* DATASET ENTRIES:
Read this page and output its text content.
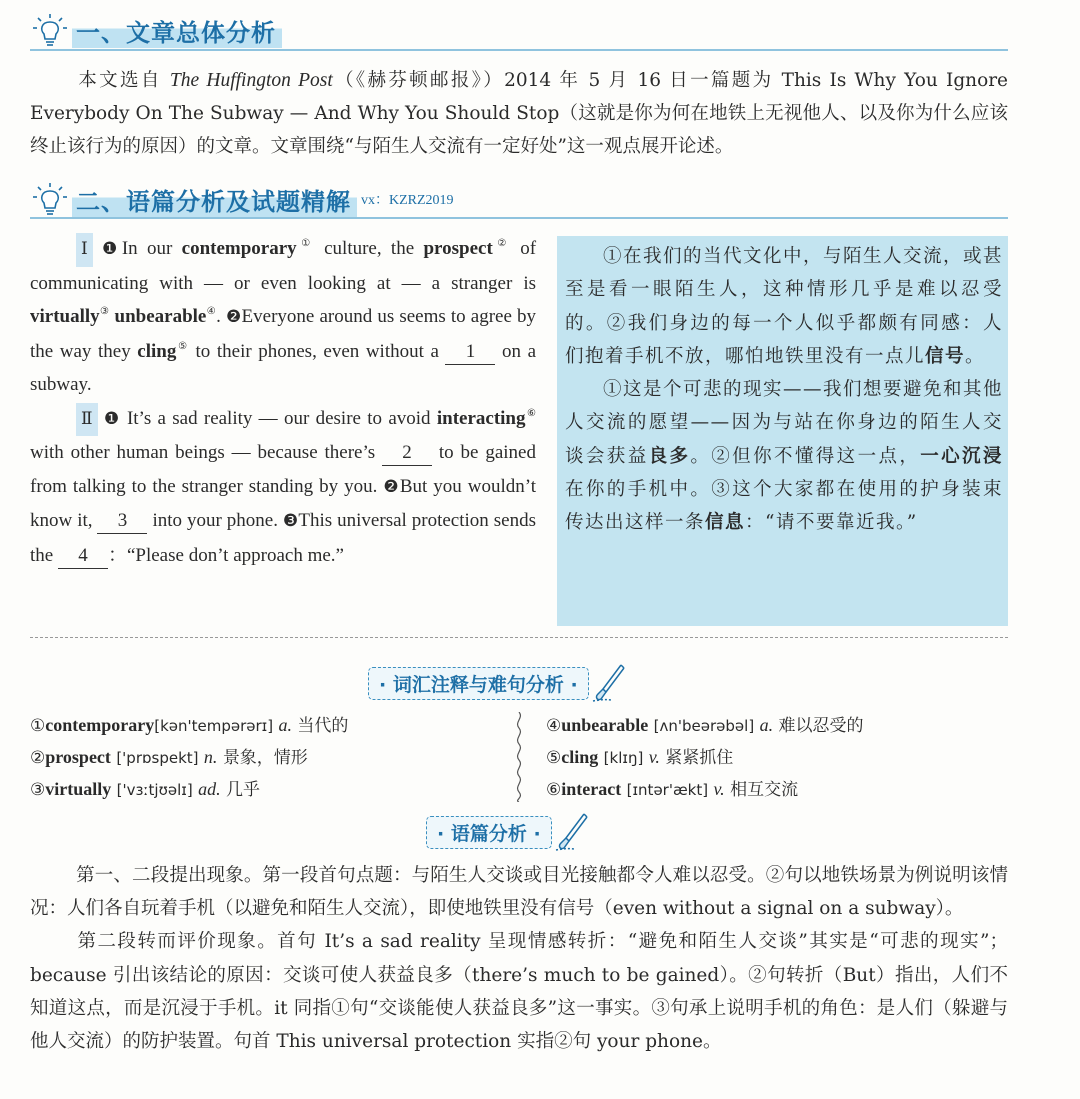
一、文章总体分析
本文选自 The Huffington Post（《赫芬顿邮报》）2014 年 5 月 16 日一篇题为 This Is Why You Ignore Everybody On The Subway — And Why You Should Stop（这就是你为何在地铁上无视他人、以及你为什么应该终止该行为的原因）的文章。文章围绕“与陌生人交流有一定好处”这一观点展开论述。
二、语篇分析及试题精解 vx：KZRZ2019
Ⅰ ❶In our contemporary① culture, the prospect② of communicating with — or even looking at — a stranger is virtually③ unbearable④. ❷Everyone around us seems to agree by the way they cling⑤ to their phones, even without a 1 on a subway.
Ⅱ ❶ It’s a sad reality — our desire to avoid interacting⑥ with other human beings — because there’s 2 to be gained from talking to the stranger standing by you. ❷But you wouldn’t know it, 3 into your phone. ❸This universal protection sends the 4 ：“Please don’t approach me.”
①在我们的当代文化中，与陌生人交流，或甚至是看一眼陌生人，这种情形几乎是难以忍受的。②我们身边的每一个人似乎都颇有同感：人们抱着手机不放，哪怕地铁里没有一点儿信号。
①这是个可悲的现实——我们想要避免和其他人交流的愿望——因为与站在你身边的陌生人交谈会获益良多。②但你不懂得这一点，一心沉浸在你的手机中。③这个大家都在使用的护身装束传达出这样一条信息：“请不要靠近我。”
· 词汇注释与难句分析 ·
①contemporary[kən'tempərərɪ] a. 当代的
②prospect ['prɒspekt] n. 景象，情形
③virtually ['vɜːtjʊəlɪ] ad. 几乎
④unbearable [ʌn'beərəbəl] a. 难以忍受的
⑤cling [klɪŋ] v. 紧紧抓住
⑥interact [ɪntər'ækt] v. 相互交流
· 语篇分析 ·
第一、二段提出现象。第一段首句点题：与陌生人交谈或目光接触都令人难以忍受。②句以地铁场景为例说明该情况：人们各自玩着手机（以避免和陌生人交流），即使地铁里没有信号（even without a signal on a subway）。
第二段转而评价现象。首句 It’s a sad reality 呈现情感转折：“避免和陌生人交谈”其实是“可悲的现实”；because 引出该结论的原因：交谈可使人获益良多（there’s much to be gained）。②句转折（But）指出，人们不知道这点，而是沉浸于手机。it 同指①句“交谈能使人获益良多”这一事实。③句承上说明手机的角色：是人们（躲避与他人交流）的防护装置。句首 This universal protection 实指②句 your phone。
--
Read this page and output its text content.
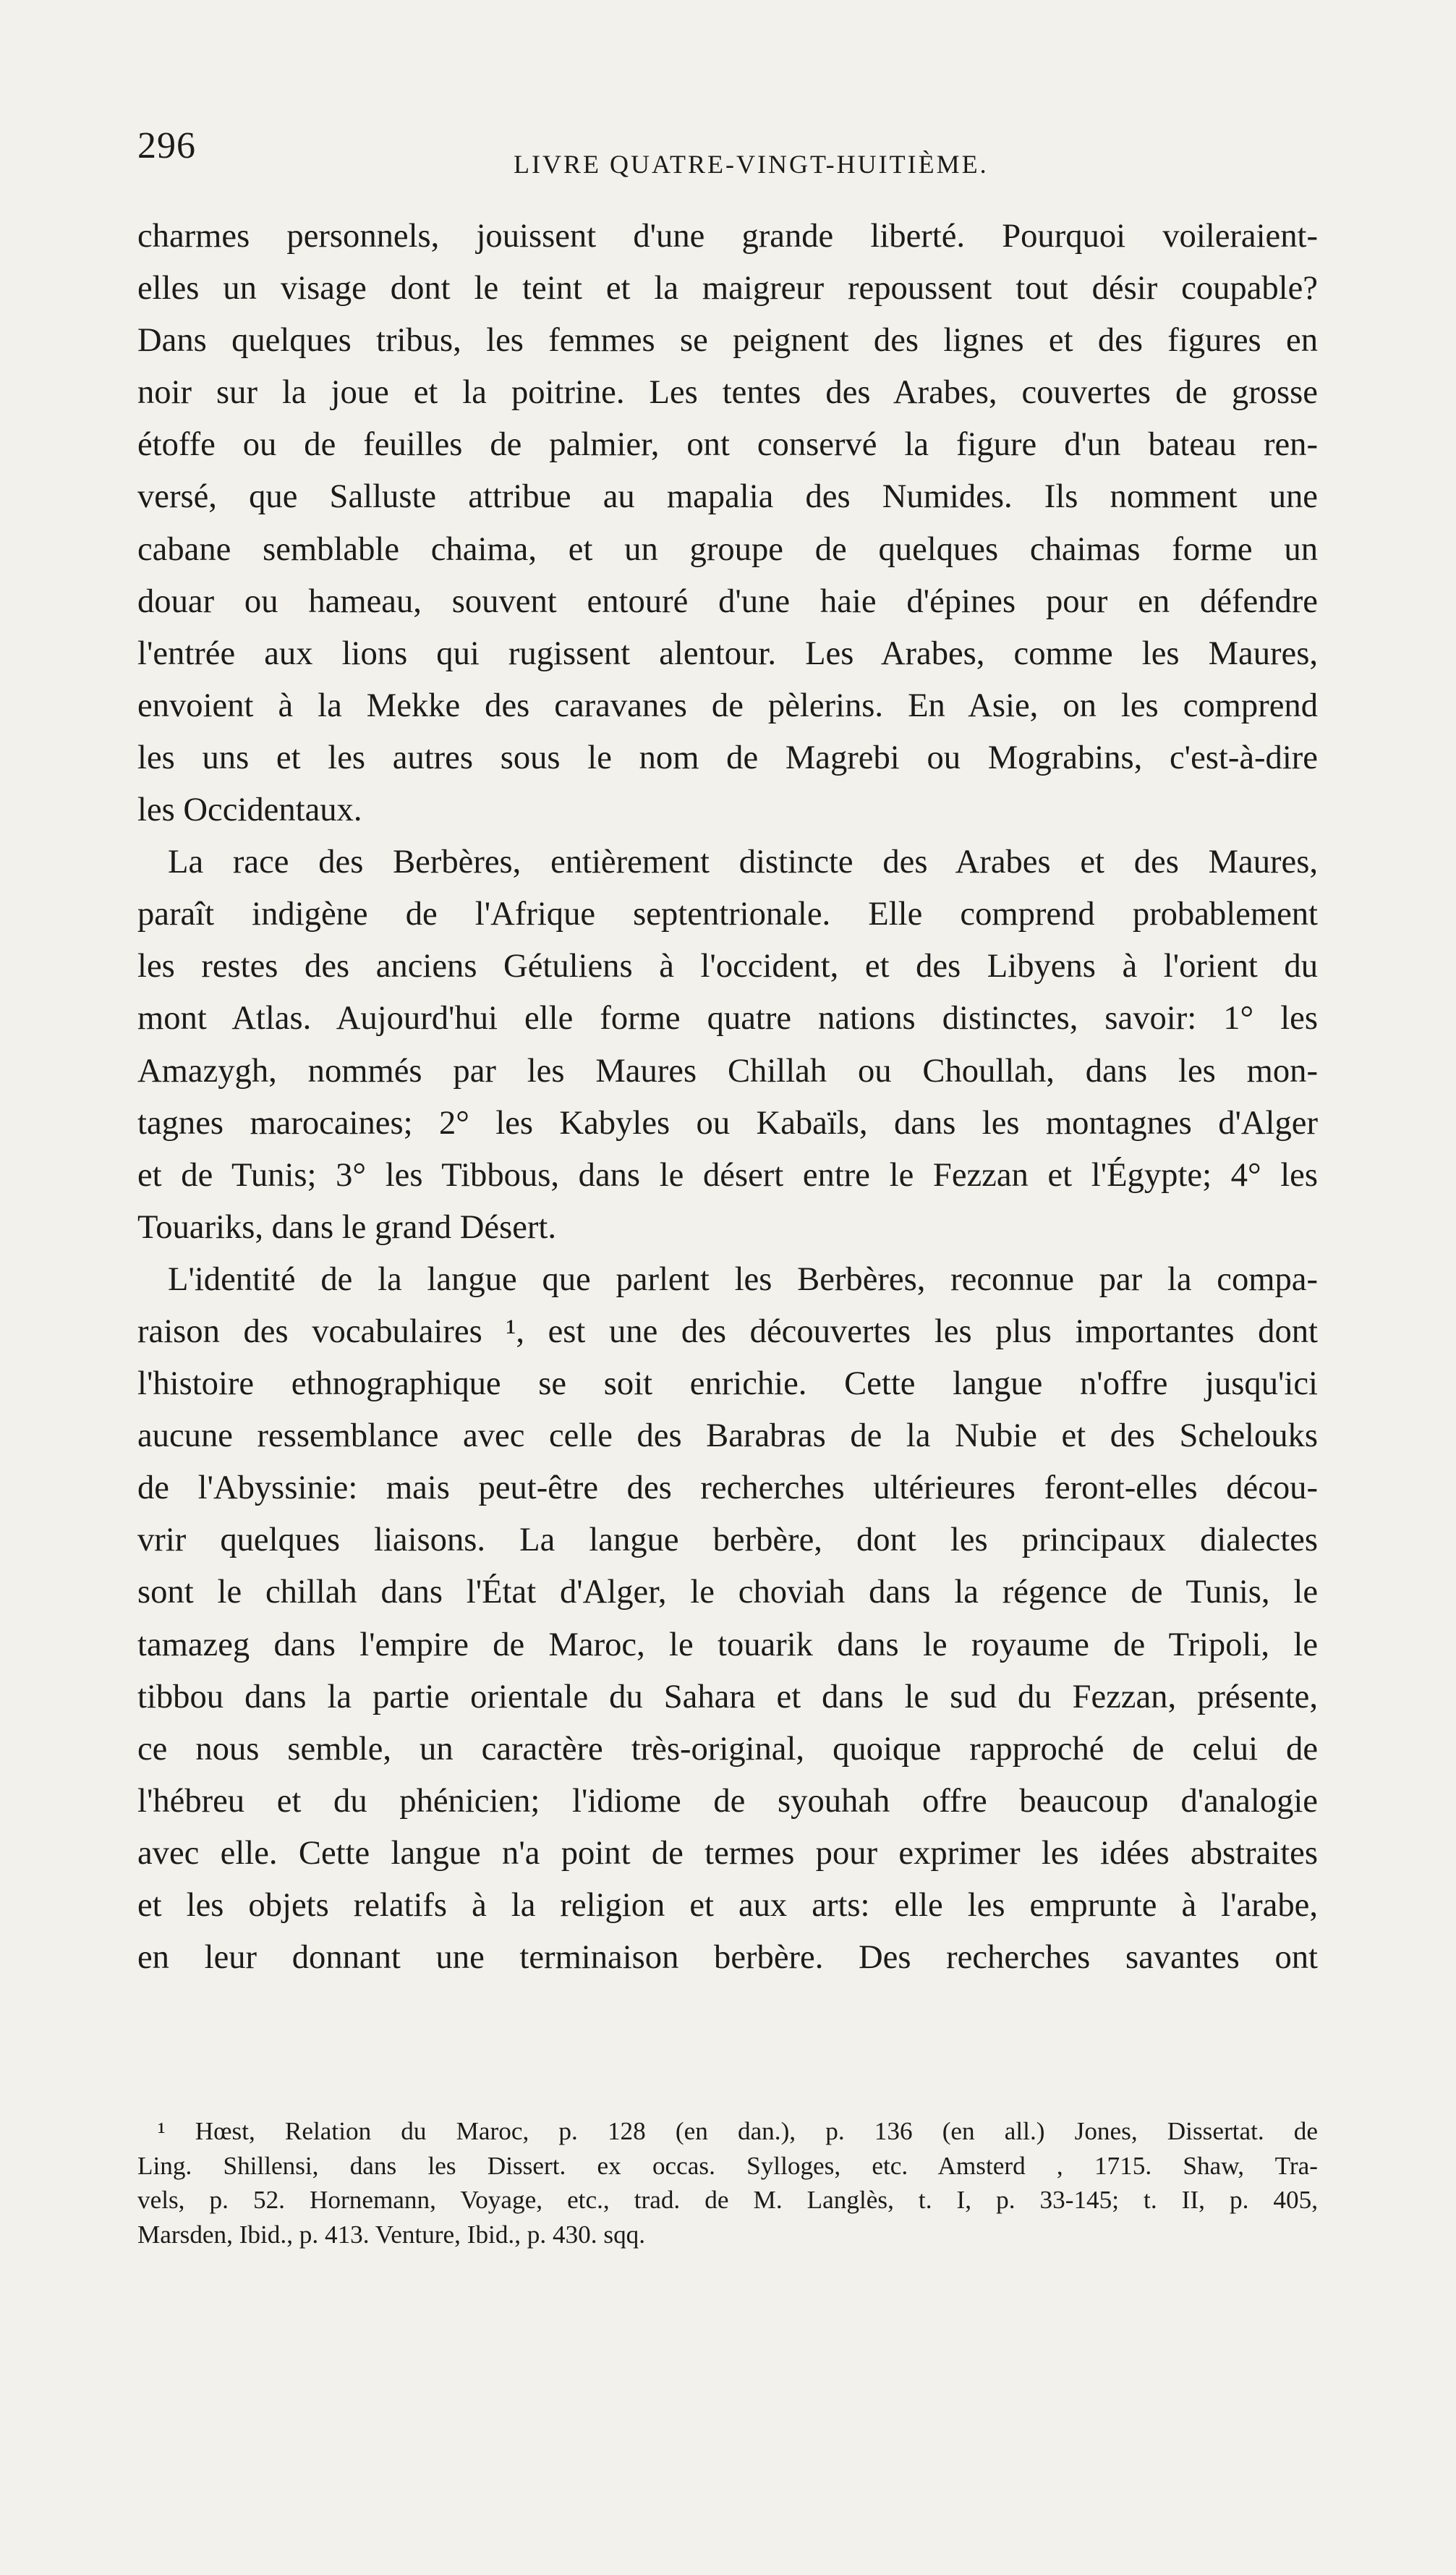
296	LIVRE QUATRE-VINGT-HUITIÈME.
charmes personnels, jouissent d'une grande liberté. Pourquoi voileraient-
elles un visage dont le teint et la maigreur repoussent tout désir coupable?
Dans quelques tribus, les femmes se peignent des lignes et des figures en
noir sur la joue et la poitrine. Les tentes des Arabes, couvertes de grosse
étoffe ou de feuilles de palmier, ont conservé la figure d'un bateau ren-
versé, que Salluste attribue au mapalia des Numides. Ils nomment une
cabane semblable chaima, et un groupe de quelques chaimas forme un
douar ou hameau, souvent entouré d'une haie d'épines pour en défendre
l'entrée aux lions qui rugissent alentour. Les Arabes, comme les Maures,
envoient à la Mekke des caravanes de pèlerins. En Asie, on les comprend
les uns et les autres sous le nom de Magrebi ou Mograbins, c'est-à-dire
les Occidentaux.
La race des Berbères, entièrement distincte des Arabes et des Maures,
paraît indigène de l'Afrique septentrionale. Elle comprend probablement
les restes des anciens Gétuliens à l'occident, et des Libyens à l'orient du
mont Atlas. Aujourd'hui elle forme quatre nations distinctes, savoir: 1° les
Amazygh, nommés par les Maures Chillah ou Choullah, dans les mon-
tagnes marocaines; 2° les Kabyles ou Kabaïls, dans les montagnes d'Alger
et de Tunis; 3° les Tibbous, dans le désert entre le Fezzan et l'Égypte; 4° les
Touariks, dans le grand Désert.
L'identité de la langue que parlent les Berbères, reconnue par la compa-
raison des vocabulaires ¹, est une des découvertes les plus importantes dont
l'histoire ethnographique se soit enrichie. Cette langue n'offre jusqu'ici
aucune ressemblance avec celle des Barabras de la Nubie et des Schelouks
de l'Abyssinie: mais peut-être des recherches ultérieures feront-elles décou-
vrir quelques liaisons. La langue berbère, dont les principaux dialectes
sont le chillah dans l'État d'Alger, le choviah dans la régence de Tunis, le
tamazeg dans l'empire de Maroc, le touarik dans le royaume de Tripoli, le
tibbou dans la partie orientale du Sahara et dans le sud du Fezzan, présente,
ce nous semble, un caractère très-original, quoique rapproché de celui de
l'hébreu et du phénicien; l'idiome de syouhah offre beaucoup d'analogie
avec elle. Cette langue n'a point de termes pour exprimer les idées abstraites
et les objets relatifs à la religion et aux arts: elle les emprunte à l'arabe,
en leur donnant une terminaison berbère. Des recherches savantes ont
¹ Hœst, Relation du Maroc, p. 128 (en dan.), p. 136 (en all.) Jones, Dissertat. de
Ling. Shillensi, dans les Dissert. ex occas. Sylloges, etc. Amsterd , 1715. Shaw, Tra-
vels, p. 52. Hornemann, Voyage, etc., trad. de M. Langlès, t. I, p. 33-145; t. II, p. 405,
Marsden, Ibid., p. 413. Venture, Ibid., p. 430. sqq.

* SET EXERCISE: Copy out each line that contains the word "quelques".

* RESPONSE:
Dans quelques tribus, les femmes se peignent des lignes et des figures en
cabane semblable chaima, et un groupe de quelques chaimas forme un
vrir quelques liaisons. La langue berbère, dont les principaux dialectes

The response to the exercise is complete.